Acuity, A Mut. Ins. Co. v. Siding & Insulation Co.
62 N.E.3d 937
Ohio Ct. App.2016Background
- The Siding and Insulation Co. (defendant/appellant) sued to recover the remaining ~$2 million balance of a ~$4 million TCPA class-action judgment entered against Beachwood Hair Clinic (the insured) after Acuity (Beachwood’s insurer) funded ~$1.956 million under the policy.
- The underlying class action in federal court found 37,219 unsolicited fax advertisements were sent on Beachwood’s behalf and entered a judgment totaling $3,956,650, leaving a coverage dispute over the remainder.
- The parties first litigated coverage in federal court; the Sixth Circuit later vacated the federal declaratory judgment for lack of jurisdiction, prompting this state-court declaratory action in Cuyahoga County.
- Acuity moved for summary judgment contending it had paid all applicable limits and the policy’s property-damage coverage was excluded because the fax-related property damage was intentional or expected; The Siding Company argued property-damage coverage (including the products-completed operations aggregate) applied and an “occurrence” existed.

AVAILABLE DATA

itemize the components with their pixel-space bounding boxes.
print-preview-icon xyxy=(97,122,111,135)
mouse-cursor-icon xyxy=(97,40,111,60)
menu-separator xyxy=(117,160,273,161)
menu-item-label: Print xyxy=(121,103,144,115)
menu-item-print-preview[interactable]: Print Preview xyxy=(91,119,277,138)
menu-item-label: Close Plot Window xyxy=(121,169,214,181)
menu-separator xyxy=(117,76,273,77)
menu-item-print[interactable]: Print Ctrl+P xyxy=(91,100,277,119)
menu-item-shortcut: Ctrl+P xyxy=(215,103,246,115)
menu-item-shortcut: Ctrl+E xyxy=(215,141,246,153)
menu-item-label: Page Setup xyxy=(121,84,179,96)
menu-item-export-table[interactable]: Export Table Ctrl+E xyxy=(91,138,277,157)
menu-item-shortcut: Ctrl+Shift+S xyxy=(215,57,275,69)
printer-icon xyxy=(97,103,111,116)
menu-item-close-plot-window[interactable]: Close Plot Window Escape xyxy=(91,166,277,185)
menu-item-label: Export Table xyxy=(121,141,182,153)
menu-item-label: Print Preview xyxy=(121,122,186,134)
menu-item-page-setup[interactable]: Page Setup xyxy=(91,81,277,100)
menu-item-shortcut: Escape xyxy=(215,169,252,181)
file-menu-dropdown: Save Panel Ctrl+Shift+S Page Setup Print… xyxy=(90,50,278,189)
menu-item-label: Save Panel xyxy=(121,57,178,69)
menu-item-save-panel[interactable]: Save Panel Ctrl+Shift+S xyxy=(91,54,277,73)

PROBLEM SET
(1) Answer the following questions using the case summary:
(a) How many unsolicited fax advertisements did the federal class action find were sent on Beachwood's behalf?
(b) Which court vacated the federal declaratory judgment, and for what reason?
(c) Why did Acuity contend that the policy's property-damage coverage was excluded?
(2) List every dollar amount stated in the case summary.

ANSWERS BY ITEM
(1)
(a) 37,219.
(b) The Sixth Circuit vacated it for lack of jurisdiction.
(c) Acuity contended that the fax-related property damage was intentional or expected.

(2)
- ~$2 million
- ~$4 million
- ~$1.956 million
- $3,956,650